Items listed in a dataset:

========

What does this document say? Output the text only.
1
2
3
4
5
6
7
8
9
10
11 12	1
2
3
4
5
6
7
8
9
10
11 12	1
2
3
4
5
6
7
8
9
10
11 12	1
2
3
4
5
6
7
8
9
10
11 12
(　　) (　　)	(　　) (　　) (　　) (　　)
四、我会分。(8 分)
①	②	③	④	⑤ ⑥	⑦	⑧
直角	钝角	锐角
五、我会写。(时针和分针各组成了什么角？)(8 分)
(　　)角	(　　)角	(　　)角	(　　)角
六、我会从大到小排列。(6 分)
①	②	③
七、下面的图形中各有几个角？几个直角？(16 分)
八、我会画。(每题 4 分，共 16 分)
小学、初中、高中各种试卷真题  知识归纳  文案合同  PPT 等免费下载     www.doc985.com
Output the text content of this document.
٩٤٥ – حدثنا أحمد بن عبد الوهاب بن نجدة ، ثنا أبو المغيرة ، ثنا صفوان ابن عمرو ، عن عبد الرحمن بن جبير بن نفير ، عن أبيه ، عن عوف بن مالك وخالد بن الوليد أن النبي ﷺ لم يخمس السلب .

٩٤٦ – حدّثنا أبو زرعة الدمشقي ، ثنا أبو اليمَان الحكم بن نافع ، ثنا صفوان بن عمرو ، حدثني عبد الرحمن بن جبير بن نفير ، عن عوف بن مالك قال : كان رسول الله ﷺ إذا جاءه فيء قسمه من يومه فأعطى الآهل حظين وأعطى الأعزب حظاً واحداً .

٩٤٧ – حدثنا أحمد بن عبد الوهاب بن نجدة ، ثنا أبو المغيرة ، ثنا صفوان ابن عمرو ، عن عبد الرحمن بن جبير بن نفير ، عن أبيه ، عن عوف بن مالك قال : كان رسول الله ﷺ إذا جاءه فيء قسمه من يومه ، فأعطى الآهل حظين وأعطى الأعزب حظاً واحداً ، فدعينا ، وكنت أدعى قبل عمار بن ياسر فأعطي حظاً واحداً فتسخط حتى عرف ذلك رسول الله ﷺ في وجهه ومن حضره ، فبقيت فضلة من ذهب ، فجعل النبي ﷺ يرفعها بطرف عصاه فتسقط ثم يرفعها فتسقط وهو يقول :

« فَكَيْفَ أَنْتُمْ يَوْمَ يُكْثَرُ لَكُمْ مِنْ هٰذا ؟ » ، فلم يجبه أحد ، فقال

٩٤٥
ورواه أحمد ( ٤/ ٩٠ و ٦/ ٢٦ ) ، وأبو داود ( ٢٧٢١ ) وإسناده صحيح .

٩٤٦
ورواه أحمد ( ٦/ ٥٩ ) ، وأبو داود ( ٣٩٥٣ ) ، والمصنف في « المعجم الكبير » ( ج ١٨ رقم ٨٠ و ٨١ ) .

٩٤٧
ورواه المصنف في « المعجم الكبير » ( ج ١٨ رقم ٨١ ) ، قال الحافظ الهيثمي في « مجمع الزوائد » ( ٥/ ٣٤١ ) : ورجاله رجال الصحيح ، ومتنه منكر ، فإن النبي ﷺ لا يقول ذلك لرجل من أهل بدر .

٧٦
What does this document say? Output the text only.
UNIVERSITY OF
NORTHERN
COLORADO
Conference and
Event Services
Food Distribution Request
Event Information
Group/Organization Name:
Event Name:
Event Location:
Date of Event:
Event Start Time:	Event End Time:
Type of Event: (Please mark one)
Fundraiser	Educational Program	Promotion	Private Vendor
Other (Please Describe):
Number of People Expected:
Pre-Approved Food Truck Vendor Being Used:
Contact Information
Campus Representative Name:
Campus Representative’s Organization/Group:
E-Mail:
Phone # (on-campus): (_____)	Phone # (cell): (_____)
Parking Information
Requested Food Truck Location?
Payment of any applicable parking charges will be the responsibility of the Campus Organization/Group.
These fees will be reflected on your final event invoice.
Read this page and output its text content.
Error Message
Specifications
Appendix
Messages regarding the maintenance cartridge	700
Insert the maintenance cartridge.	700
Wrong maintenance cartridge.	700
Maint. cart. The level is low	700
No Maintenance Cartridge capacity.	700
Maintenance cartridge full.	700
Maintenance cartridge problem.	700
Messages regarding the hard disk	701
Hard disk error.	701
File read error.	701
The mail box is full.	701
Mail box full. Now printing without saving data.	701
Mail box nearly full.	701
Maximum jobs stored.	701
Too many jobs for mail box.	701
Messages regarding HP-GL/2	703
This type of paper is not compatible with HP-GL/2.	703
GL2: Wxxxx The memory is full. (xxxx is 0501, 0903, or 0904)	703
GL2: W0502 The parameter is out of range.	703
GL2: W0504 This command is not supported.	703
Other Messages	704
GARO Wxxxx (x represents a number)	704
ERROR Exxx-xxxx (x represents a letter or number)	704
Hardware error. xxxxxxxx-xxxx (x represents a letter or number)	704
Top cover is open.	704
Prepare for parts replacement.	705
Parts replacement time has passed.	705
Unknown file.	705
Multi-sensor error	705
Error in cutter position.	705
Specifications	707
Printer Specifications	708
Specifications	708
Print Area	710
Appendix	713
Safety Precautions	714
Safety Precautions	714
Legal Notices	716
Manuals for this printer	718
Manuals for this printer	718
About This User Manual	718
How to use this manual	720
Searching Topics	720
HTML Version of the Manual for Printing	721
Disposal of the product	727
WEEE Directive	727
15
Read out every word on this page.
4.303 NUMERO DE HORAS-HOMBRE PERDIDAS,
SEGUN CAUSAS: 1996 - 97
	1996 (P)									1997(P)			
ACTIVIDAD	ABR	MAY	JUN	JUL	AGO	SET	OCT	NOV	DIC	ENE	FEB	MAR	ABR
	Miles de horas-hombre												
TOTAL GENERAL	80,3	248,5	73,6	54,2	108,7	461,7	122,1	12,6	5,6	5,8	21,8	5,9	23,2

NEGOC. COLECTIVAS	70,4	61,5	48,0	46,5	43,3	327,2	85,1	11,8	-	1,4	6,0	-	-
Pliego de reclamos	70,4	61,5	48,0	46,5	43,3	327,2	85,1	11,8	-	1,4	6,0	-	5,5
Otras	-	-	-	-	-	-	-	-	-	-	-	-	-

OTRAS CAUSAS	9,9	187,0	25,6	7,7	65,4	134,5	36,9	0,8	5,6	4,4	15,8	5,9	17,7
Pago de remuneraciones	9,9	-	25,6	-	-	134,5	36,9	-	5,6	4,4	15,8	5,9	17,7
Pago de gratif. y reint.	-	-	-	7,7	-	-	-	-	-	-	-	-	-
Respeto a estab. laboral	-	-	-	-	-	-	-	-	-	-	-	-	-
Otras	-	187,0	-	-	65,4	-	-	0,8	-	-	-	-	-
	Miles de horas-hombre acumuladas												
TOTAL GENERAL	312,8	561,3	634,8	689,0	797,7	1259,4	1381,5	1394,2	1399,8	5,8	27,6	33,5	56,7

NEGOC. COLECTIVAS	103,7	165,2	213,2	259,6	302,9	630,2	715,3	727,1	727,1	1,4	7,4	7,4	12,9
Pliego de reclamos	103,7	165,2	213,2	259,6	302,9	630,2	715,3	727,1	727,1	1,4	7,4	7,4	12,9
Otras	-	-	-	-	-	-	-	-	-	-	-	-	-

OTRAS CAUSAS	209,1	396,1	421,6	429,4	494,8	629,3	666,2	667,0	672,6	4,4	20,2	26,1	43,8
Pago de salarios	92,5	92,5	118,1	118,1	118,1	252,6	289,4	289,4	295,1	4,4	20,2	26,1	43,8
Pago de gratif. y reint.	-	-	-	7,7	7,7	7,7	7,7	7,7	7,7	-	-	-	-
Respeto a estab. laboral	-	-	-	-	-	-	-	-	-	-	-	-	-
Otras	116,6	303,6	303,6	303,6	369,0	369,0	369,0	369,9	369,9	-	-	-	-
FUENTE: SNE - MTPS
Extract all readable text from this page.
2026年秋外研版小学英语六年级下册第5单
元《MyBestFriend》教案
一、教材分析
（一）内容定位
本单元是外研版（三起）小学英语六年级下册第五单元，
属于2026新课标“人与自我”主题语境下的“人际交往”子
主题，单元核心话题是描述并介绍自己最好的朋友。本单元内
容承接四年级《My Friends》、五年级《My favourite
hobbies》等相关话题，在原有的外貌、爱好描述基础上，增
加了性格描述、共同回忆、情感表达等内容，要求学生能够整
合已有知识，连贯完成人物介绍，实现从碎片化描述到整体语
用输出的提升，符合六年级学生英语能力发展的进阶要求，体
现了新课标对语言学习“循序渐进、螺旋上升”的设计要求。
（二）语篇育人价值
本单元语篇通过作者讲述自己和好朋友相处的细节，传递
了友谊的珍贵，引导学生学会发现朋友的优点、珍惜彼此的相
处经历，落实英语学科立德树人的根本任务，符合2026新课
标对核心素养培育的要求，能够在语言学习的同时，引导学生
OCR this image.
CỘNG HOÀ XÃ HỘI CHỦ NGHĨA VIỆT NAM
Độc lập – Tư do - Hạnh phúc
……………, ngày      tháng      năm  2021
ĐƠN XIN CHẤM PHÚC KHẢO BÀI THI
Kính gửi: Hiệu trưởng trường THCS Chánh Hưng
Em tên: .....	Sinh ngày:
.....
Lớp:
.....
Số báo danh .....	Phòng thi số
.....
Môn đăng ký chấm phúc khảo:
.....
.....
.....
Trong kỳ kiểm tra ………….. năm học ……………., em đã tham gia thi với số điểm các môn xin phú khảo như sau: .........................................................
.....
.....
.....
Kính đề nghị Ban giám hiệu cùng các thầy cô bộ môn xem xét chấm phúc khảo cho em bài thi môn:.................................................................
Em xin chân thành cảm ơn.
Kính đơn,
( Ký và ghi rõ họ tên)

========

Direction: Return every line containing "will".

Expected answer:
Payment of any applicable parking charges will be the responsibility of the Campus Organization/Group.
These fees will be reflected on your final event invoice.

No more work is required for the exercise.